#### Goal:
Each record below should be repeated precisely as written.
* start *
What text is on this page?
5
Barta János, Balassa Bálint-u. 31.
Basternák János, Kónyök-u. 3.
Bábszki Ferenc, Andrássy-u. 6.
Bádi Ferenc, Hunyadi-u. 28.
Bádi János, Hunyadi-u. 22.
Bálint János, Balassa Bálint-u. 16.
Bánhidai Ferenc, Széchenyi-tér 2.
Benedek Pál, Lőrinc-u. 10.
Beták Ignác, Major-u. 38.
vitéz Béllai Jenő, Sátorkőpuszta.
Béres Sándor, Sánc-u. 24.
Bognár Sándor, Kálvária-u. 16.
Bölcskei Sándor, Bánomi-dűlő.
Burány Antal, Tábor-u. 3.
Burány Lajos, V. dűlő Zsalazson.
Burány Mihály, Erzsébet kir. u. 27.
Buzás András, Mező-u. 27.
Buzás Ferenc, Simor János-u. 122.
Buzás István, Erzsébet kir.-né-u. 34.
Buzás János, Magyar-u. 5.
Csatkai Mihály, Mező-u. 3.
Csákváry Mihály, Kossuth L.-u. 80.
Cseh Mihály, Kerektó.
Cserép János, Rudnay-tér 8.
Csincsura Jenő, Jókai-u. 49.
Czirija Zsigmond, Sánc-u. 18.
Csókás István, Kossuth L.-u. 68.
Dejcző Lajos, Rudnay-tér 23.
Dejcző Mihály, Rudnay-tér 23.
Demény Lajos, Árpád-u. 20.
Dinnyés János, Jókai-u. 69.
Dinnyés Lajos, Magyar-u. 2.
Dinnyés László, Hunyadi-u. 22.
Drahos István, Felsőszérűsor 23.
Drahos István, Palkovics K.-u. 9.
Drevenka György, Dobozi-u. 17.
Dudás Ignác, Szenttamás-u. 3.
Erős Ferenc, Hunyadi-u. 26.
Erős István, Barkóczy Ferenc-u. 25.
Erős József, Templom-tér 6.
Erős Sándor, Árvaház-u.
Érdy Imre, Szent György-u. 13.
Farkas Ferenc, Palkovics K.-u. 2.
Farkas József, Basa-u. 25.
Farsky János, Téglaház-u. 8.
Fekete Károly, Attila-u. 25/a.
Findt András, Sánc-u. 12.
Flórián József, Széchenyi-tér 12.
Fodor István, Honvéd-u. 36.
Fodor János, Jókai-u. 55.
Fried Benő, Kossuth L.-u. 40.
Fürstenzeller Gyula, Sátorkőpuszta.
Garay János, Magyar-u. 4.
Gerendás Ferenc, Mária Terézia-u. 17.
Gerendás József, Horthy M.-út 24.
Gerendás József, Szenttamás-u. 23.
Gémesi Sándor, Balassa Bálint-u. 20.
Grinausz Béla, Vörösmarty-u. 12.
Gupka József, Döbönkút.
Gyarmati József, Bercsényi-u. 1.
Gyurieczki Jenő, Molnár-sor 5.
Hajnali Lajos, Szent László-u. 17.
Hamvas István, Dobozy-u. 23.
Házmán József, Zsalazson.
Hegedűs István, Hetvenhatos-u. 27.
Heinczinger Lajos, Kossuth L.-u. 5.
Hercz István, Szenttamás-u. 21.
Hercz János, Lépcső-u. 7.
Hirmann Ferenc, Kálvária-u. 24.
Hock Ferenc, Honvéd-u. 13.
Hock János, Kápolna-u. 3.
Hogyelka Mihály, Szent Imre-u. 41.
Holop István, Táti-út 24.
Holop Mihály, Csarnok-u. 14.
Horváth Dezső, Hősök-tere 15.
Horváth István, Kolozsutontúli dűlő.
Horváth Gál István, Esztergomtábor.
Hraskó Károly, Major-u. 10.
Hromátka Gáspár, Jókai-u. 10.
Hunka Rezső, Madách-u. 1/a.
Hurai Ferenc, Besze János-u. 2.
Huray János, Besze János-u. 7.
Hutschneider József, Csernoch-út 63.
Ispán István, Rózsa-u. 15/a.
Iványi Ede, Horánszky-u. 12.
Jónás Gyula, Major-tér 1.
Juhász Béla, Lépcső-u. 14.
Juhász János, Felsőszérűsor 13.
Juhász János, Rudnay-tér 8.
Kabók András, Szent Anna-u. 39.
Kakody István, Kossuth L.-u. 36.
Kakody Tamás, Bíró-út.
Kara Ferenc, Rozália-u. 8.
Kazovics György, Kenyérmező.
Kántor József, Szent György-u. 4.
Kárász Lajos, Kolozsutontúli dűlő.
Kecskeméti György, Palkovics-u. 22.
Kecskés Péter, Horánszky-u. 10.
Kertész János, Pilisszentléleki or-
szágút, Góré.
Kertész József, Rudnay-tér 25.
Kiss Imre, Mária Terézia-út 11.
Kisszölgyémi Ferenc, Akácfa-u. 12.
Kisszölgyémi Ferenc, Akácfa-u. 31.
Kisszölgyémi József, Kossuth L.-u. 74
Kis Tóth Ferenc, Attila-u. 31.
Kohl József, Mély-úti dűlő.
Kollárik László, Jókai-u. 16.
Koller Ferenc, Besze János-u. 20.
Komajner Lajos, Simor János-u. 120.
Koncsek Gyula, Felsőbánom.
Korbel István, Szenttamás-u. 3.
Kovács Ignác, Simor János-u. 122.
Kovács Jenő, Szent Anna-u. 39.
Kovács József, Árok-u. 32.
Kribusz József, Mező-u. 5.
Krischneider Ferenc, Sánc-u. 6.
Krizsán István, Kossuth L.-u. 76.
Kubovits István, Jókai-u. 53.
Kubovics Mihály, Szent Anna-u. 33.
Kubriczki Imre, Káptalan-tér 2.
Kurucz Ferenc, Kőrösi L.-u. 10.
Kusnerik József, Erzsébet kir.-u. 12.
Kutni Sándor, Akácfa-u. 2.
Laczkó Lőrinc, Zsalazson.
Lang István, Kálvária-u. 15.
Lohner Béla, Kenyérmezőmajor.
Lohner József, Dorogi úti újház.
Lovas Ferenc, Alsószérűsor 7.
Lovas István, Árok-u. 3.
* end *
#### Task result:
What text is on this page?
5
Barta János, Balassa Bálint-u. 31.
Basternák János, Kónyök-u. 3.
Bábszki Ferenc, Andrássy-u. 6.
Bádi Ferenc, Hunyadi-u. 28.
Bádi János, Hunyadi-u. 22.
Bálint János, Balassa Bálint-u. 16.
Bánhidai Ferenc, Széchenyi-tér 2.
Benedek Pál, Lőrinc-u. 10.
Beták Ignác, Major-u. 38.
vitéz Béllai Jenő, Sátorkőpuszta.
Béres Sándor, Sánc-u. 24.
Bognár Sándor, Kálvária-u. 16.
Bölcskei Sándor, Bánomi-dűlő.
Burány Antal, Tábor-u. 3.
Burány Lajos, V. dűlő Zsalazson.
Burány Mihály, Erzsébet kir. u. 27.
Buzás András, Mező-u. 27.
Buzás Ferenc, Simor János-u. 122.
Buzás István, Erzsébet kir.-né-u. 34.
Buzás János, Magyar-u. 5.
Csatkai Mihály, Mező-u. 3.
Csákváry Mihály, Kossuth L.-u. 80.
Cseh Mihály, Kerektó.
Cserép János, Rudnay-tér 8.
Csincsura Jenő, Jókai-u. 49.
Czirija Zsigmond, Sánc-u. 18.
Csókás István, Kossuth L.-u. 68.
Dejcző Lajos, Rudnay-tér 23.
Dejcző Mihály, Rudnay-tér 23.
Demény Lajos, Árpád-u. 20.
Dinnyés János, Jókai-u. 69.
Dinnyés Lajos, Magyar-u. 2.
Dinnyés László, Hunyadi-u. 22.
Drahos István, Felsőszérűsor 23.
Drahos István, Palkovics K.-u. 9.
Drevenka György, Dobozi-u. 17.
Dudás Ignác, Szenttamás-u. 3.
Erős Ferenc, Hunyadi-u. 26.
Erős István, Barkóczy Ferenc-u. 25.
Erős József, Templom-tér 6.
Erős Sándor, Árvaház-u.
Érdy Imre, Szent György-u. 13.
Farkas Ferenc, Palkovics K.-u. 2.
Farkas József, Basa-u. 25.
Farsky János, Téglaház-u. 8.
Fekete Károly, Attila-u. 25/a.
Findt András, Sánc-u. 12.
Flórián József, Széchenyi-tér 12.
Fodor István, Honvéd-u. 36.
Fodor János, Jókai-u. 55.
Fried Benő, Kossuth L.-u. 40.
Fürstenzeller Gyula, Sátorkőpuszta.
Garay János, Magyar-u. 4.
Gerendás Ferenc, Mária Terézia-u. 17.
Gerendás József, Horthy M.-út 24.
Gerendás József, Szenttamás-u. 23.
Gémesi Sándor, Balassa Bálint-u. 20.
Grinausz Béla, Vörösmarty-u. 12.
Gupka József, Döbönkút.
Gyarmati József, Bercsényi-u. 1.
Gyurieczki Jenő, Molnár-sor 5.
Hajnali Lajos, Szent László-u. 17.
Hamvas István, Dobozy-u. 23.
Házmán József, Zsalazson.
Hegedűs István, Hetvenhatos-u. 27.
Heinczinger Lajos, Kossuth L.-u. 5.
Hercz István, Szenttamás-u. 21.
Hercz János, Lépcső-u. 7.
Hirmann Ferenc, Kálvária-u. 24.
Hock Ferenc, Honvéd-u. 13.
Hock János, Kápolna-u. 3.
Hogyelka Mihály, Szent Imre-u. 41.
Holop István, Táti-út 24.
Holop Mihály, Csarnok-u. 14.
Horváth Dezső, Hősök-tere 15.
Horváth István, Kolozsutontúli dűlő.
Horváth Gál István, Esztergomtábor.
Hraskó Károly, Major-u. 10.
Hromátka Gáspár, Jókai-u. 10.
Hunka Rezső, Madách-u. 1/a.
Hurai Ferenc, Besze János-u. 2.
Huray János, Besze János-u. 7.
Hutschneider József, Csernoch-út 63.
Ispán István, Rózsa-u. 15/a.
Iványi Ede, Horánszky-u. 12.
Jónás Gyula, Major-tér 1.
Juhász Béla, Lépcső-u. 14.
Juhász János, Felsőszérűsor 13.
Juhász János, Rudnay-tér 8.
Kabók András, Szent Anna-u. 39.
Kakody István, Kossuth L.-u. 36.
Kakody Tamás, Bíró-út.
Kara Ferenc, Rozália-u. 8.
Kazovics György, Kenyérmező.
Kántor József, Szent György-u. 4.
Kárász Lajos, Kolozsutontúli dűlő.
Kecskeméti György, Palkovics-u. 22.
Kecskés Péter, Horánszky-u. 10.
Kertész János, Pilisszentléleki or-
szágút, Góré.
Kertész József, Rudnay-tér 25.
Kiss Imre, Mária Terézia-út 11.
Kisszölgyémi Ferenc, Akácfa-u. 12.
Kisszölgyémi Ferenc, Akácfa-u. 31.
Kisszölgyémi József, Kossuth L.-u. 74
Kis Tóth Ferenc, Attila-u. 31.
Kohl József, Mély-úti dűlő.
Kollárik László, Jókai-u. 16.
Koller Ferenc, Besze János-u. 20.
Komajner Lajos, Simor János-u. 120.
Koncsek Gyula, Felsőbánom.
Korbel István, Szenttamás-u. 3.
Kovács Ignác, Simor János-u. 122.
Kovács Jenő, Szent Anna-u. 39.
Kovács József, Árok-u. 32.
Kribusz József, Mező-u. 5.
Krischneider Ferenc, Sánc-u. 6.
Krizsán István, Kossuth L.-u. 76.
Kubovits István, Jókai-u. 53.
Kubovics Mihály, Szent Anna-u. 33.
Kubriczki Imre, Káptalan-tér 2.
Kurucz Ferenc, Kőrösi L.-u. 10.
Kusnerik József, Erzsébet kir.-u. 12.
Kutni Sándor, Akácfa-u. 2.
Laczkó Lőrinc, Zsalazson.
Lang István, Kálvária-u. 15.
Lohner Béla, Kenyérmezőmajor.
Lohner József, Dorogi úti újház.
Lovas Ferenc, Alsószérűsor 7.
Lovas István, Árok-u. 3.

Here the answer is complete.